** Written request **
From the listing below, extract every line in which the word "What" appears.

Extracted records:
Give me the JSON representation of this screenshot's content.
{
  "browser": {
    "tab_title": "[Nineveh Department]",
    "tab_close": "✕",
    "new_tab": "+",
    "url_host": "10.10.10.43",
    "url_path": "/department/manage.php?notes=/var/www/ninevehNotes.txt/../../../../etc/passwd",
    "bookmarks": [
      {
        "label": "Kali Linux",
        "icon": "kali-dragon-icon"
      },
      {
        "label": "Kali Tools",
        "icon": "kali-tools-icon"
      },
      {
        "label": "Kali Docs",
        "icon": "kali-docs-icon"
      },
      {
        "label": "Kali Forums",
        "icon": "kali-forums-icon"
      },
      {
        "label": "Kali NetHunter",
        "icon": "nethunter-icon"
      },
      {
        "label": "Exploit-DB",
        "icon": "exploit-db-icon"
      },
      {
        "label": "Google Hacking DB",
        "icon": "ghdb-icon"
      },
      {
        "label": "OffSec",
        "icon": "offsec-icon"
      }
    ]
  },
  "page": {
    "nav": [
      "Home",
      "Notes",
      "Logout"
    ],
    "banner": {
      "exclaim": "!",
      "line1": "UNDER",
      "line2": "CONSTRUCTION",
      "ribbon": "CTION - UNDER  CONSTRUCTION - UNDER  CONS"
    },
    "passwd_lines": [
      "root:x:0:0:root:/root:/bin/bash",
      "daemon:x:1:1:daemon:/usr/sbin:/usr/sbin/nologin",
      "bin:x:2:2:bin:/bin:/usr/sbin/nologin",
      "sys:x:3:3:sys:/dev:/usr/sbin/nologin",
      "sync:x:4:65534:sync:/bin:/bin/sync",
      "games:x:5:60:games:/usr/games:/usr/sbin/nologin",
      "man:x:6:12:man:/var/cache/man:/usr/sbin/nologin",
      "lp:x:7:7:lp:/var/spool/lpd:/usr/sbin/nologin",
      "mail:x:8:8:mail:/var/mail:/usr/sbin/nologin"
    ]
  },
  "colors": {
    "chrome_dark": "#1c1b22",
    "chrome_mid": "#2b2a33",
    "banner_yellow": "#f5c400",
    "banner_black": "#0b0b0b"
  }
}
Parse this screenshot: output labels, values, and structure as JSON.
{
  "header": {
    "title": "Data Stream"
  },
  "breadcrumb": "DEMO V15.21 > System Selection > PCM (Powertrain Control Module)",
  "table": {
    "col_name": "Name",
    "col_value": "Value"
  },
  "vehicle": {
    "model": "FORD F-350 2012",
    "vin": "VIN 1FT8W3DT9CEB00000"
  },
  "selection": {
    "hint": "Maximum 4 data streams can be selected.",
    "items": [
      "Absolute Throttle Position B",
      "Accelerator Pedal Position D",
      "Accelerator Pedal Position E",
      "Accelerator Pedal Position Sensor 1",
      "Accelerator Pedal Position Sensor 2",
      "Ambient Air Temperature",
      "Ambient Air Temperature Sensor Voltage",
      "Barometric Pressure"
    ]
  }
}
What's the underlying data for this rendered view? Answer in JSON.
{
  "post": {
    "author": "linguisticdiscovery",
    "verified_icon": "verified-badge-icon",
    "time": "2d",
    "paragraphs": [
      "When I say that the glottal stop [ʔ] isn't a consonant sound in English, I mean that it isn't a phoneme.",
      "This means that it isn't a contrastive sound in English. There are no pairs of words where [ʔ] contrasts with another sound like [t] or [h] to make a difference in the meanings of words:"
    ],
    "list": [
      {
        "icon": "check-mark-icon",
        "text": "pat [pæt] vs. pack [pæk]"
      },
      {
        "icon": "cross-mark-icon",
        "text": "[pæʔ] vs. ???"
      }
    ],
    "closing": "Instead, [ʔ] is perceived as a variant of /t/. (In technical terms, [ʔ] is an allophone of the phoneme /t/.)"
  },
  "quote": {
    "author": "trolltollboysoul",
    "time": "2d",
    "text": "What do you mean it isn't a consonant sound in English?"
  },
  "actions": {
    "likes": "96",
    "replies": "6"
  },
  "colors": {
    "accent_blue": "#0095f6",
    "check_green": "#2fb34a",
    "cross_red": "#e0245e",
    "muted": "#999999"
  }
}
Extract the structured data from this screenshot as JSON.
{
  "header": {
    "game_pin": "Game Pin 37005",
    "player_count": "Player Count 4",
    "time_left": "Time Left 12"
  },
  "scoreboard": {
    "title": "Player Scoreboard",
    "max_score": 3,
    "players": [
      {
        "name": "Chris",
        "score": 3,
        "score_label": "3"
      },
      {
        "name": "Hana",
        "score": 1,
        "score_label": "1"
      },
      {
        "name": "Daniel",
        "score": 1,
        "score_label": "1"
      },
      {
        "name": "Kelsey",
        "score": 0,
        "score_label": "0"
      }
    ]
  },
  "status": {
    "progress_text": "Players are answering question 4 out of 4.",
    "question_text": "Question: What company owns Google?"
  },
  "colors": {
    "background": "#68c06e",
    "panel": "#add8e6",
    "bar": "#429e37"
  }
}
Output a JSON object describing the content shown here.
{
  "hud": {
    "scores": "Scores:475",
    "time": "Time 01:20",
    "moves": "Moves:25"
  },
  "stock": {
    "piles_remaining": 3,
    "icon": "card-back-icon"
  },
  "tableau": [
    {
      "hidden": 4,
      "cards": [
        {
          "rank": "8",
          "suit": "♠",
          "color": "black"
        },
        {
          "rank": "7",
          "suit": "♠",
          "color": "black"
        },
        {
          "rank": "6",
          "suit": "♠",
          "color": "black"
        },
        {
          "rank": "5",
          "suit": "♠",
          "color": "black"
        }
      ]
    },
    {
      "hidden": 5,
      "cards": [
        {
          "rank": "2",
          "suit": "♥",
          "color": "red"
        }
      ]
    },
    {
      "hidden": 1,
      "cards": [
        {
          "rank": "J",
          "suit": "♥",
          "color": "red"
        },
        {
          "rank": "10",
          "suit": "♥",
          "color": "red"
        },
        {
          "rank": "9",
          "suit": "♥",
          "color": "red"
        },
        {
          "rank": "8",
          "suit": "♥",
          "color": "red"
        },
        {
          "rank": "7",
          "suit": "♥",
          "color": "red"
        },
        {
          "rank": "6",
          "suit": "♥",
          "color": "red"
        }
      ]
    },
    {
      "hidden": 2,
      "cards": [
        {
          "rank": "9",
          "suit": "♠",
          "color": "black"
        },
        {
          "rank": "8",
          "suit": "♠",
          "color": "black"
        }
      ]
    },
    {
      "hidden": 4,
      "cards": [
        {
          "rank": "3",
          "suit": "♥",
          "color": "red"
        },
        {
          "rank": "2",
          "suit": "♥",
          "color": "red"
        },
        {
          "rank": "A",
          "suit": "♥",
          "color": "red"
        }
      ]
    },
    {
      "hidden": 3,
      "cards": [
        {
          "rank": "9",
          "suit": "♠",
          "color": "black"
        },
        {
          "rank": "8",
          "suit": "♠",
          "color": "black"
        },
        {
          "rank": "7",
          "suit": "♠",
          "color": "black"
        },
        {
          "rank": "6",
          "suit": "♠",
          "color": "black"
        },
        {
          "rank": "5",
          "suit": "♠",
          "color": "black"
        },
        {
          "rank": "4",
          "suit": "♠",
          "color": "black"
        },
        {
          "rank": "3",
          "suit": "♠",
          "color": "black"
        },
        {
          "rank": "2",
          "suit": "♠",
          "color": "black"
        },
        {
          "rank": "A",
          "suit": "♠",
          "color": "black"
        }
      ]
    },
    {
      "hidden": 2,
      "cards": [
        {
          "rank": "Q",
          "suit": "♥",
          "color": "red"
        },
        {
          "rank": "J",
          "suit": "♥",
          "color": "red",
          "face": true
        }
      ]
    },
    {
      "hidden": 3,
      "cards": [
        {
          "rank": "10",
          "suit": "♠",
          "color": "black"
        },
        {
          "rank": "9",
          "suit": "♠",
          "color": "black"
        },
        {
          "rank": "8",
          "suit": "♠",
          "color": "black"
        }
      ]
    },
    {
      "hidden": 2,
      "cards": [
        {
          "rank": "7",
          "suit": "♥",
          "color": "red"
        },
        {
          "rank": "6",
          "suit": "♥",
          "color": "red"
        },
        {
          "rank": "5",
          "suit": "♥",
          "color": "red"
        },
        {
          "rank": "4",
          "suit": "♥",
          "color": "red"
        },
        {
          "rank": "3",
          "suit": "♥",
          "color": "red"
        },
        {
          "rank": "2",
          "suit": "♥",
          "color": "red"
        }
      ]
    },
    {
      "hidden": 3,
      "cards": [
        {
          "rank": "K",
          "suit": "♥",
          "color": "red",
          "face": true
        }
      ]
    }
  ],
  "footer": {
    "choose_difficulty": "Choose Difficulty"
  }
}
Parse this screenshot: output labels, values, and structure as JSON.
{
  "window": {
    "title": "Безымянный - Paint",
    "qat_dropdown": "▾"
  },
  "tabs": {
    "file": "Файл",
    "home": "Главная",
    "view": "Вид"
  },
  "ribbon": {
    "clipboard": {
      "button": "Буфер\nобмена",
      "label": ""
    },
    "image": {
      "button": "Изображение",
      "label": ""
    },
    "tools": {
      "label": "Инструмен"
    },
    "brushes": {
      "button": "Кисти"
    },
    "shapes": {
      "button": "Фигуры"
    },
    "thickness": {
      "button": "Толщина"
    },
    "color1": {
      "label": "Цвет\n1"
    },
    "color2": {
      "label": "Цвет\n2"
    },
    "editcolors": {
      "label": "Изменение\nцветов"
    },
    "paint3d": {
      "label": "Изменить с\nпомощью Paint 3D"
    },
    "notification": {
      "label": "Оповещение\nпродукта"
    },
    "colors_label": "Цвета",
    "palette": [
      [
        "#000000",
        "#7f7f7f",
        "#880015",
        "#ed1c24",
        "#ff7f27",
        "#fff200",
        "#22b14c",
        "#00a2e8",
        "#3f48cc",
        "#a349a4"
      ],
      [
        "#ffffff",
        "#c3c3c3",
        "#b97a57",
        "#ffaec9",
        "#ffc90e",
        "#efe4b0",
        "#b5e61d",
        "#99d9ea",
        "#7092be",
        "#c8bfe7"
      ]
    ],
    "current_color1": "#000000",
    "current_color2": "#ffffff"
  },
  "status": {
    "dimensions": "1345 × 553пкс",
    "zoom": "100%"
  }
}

** Exercise answer **
What's the underlying data for this rendered view? Answer in JSON.
    "text": "What do you mean it isn't a consonant sound in English?"
    "question_text": "Question: What company owns Google?"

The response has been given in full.